_REQUIREMENT_:
Tell how many lines in the data below include the word "Balance". The answer is the number only.

_ROWS_:
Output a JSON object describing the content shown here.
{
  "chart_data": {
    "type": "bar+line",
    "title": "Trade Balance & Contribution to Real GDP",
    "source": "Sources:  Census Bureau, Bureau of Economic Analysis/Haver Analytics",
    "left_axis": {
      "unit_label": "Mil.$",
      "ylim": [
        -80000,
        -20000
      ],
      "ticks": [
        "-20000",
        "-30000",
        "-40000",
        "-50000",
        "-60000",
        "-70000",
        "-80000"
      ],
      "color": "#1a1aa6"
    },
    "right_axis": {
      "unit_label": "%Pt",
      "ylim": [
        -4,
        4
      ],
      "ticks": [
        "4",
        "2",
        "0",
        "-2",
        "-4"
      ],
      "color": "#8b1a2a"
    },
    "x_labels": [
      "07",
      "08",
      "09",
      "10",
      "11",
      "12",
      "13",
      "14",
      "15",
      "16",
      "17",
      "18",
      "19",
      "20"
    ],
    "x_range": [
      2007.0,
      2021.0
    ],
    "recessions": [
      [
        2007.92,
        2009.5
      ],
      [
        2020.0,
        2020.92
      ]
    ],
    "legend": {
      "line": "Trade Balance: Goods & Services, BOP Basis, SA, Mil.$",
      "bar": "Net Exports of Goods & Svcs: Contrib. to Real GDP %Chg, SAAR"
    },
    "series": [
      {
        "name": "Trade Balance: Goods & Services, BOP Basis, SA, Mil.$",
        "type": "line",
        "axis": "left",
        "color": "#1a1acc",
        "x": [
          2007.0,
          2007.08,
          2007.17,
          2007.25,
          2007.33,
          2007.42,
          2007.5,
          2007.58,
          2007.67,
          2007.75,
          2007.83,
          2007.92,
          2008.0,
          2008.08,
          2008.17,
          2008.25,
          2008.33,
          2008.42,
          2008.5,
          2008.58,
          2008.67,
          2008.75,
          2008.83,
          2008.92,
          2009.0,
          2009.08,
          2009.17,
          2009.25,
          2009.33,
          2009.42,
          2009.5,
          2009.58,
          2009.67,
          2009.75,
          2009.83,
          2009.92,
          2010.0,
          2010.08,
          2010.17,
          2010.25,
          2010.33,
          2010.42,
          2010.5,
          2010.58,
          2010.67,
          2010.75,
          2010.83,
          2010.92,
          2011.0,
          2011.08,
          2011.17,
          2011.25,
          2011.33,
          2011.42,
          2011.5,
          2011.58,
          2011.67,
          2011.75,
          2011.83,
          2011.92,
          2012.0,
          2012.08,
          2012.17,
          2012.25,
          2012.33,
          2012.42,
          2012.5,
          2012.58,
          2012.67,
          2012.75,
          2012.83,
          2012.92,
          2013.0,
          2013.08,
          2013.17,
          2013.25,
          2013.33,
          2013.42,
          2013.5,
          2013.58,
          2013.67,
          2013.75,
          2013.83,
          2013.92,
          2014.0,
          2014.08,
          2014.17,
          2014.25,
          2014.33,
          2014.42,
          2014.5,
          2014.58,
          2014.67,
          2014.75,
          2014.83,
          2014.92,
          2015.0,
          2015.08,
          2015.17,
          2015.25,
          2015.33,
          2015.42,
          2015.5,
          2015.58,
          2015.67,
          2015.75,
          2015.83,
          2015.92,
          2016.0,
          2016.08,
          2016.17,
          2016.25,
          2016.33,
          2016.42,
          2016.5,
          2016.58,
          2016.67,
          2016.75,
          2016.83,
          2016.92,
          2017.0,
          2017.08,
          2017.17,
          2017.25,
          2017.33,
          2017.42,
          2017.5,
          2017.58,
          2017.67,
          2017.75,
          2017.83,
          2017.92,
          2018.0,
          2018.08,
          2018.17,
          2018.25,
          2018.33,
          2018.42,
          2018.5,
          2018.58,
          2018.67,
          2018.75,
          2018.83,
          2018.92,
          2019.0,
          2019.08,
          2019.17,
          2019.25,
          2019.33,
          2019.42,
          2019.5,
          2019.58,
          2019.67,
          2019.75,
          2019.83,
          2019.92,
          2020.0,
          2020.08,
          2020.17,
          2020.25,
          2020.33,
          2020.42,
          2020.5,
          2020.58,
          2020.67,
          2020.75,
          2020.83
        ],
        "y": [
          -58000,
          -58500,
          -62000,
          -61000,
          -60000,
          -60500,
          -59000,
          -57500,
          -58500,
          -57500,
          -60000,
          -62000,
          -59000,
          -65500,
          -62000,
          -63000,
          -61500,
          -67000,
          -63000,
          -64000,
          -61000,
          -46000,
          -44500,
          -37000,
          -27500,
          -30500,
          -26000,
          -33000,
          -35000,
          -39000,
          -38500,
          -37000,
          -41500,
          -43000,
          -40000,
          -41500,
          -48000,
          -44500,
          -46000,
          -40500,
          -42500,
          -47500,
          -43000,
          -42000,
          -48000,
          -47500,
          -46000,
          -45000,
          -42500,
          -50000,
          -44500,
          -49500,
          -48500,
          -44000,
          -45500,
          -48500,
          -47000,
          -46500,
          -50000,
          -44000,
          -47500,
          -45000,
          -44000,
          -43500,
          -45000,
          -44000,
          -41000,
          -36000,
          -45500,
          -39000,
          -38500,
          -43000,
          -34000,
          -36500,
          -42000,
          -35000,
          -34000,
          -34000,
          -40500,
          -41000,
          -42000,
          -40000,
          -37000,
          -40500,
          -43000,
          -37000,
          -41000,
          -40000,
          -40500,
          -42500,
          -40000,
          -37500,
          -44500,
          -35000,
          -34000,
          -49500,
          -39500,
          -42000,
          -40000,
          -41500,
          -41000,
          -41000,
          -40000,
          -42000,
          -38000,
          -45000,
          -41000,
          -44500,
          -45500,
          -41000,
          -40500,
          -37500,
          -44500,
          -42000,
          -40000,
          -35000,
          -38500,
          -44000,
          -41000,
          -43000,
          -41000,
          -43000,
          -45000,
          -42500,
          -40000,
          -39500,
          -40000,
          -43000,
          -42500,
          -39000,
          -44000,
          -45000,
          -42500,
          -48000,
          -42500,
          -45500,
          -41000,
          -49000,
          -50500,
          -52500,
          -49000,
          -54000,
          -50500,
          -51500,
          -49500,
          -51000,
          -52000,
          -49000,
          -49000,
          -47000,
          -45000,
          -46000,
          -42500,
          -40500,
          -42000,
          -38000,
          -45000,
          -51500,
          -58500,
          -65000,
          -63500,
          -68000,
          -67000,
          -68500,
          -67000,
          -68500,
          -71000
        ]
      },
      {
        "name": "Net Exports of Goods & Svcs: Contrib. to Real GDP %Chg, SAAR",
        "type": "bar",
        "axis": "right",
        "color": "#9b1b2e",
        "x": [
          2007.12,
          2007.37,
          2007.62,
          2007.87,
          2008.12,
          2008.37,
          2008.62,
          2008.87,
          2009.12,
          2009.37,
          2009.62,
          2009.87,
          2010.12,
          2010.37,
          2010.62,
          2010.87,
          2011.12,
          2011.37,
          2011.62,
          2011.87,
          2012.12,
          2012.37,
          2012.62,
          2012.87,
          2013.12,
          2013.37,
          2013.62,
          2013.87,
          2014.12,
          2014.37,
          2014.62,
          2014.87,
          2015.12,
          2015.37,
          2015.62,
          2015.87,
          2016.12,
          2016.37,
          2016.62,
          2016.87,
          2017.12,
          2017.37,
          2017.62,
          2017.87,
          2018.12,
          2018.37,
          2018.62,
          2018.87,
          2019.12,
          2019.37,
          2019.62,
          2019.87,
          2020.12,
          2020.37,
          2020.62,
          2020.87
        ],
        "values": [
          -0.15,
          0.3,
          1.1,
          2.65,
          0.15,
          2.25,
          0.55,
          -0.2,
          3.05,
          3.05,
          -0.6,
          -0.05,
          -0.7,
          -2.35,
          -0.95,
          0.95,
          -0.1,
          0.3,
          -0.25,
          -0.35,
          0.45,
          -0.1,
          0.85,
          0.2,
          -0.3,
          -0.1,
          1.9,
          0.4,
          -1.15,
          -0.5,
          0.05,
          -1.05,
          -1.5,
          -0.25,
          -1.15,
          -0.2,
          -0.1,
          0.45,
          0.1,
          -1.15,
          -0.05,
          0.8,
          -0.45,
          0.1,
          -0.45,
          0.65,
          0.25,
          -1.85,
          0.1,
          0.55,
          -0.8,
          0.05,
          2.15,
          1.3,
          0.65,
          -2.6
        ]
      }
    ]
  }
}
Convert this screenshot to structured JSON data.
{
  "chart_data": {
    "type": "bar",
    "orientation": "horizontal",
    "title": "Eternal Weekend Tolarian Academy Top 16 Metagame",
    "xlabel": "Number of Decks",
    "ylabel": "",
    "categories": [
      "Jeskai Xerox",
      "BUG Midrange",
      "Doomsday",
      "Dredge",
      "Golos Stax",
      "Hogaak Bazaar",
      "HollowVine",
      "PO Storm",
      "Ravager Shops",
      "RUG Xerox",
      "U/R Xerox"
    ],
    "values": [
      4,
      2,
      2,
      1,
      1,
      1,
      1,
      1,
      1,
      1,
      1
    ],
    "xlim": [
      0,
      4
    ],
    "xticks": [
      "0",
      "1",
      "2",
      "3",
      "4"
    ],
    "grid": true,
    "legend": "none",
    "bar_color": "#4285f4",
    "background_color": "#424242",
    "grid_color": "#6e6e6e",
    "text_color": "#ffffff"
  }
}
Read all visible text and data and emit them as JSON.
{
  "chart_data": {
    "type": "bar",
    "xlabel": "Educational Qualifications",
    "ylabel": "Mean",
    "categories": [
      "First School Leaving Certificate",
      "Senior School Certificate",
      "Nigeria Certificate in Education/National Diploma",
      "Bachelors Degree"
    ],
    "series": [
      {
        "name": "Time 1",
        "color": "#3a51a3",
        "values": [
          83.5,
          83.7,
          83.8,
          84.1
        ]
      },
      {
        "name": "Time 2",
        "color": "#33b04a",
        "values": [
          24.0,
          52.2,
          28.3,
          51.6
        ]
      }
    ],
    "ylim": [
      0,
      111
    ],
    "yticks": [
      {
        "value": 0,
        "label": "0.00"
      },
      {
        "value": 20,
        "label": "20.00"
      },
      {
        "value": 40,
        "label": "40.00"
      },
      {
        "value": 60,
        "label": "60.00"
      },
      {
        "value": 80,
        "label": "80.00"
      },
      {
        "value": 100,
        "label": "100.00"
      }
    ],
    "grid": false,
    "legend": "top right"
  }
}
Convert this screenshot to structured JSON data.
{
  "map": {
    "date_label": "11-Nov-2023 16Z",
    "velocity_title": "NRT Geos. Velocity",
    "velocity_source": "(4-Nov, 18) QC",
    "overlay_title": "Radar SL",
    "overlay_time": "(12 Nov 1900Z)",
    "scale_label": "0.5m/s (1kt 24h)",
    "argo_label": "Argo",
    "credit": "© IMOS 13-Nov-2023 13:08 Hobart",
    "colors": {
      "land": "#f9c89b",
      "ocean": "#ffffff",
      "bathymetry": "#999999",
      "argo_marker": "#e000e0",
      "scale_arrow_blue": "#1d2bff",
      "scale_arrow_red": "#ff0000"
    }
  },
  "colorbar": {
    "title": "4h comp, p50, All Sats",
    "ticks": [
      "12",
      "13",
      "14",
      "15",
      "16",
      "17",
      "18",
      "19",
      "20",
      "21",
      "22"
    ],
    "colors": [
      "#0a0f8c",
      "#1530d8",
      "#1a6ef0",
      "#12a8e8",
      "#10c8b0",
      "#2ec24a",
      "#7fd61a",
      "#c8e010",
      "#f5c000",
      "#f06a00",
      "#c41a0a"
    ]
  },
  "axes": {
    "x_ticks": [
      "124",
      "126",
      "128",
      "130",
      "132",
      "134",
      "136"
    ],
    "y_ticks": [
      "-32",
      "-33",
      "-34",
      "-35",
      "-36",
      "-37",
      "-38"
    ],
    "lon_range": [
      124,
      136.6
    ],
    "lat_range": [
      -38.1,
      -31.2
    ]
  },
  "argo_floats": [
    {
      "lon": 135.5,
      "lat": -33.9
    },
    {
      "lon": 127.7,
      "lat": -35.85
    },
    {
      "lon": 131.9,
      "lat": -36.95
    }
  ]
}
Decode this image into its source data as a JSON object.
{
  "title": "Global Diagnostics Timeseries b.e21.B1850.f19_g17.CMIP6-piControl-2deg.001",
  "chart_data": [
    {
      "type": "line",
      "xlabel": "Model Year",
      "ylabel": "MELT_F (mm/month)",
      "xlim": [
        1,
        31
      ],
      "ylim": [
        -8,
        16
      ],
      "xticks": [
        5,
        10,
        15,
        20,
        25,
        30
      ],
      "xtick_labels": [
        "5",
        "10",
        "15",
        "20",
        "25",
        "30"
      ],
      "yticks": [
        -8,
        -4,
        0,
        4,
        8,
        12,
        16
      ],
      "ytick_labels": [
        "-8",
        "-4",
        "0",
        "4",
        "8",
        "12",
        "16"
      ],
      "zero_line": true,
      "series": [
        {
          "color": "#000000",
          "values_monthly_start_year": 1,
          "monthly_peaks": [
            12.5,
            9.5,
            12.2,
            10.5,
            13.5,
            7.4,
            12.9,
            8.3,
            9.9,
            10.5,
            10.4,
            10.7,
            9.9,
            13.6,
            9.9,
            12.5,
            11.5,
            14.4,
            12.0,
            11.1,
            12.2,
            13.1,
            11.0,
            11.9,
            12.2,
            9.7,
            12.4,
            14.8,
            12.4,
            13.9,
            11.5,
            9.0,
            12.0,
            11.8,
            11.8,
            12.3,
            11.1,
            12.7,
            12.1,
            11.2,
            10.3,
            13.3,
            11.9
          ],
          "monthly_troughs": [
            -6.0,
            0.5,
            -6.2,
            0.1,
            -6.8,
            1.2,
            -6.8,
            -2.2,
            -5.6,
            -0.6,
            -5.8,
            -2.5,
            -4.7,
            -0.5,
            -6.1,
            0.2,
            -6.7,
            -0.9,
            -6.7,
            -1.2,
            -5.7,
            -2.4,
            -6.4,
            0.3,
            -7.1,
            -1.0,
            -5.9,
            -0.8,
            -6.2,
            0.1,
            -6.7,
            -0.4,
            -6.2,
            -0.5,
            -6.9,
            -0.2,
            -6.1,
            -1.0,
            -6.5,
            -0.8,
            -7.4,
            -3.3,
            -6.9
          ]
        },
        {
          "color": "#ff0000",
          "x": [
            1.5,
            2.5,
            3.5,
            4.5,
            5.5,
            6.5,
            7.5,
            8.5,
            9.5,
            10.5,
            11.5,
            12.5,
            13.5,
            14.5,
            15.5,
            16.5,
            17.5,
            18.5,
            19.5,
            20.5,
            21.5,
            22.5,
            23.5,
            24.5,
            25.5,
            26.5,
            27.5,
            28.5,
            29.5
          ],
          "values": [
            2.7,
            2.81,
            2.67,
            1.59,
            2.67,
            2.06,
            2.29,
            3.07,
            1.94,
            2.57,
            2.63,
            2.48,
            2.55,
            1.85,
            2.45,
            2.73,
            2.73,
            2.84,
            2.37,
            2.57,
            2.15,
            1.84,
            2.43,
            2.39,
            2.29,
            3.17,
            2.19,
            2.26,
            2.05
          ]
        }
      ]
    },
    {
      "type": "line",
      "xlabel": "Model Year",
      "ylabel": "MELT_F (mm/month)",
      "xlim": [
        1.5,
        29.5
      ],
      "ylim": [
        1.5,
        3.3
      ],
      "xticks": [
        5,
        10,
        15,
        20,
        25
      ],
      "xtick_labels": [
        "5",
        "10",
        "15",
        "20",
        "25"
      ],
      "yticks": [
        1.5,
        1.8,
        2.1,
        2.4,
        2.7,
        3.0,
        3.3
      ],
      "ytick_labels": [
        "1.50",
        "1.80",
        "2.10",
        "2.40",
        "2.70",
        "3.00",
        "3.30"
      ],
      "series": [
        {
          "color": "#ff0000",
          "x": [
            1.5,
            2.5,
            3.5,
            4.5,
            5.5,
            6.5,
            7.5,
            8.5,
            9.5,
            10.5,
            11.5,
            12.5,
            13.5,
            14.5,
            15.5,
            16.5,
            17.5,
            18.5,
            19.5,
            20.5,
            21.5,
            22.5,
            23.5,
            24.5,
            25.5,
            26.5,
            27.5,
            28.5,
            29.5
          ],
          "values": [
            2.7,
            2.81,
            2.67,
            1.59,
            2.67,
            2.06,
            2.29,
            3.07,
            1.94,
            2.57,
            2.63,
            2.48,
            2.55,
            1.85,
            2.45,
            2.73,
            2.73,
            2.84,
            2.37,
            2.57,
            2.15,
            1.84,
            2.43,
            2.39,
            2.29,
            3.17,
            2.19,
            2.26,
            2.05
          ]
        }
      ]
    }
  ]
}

_EXERCISE RESPONSE_:
3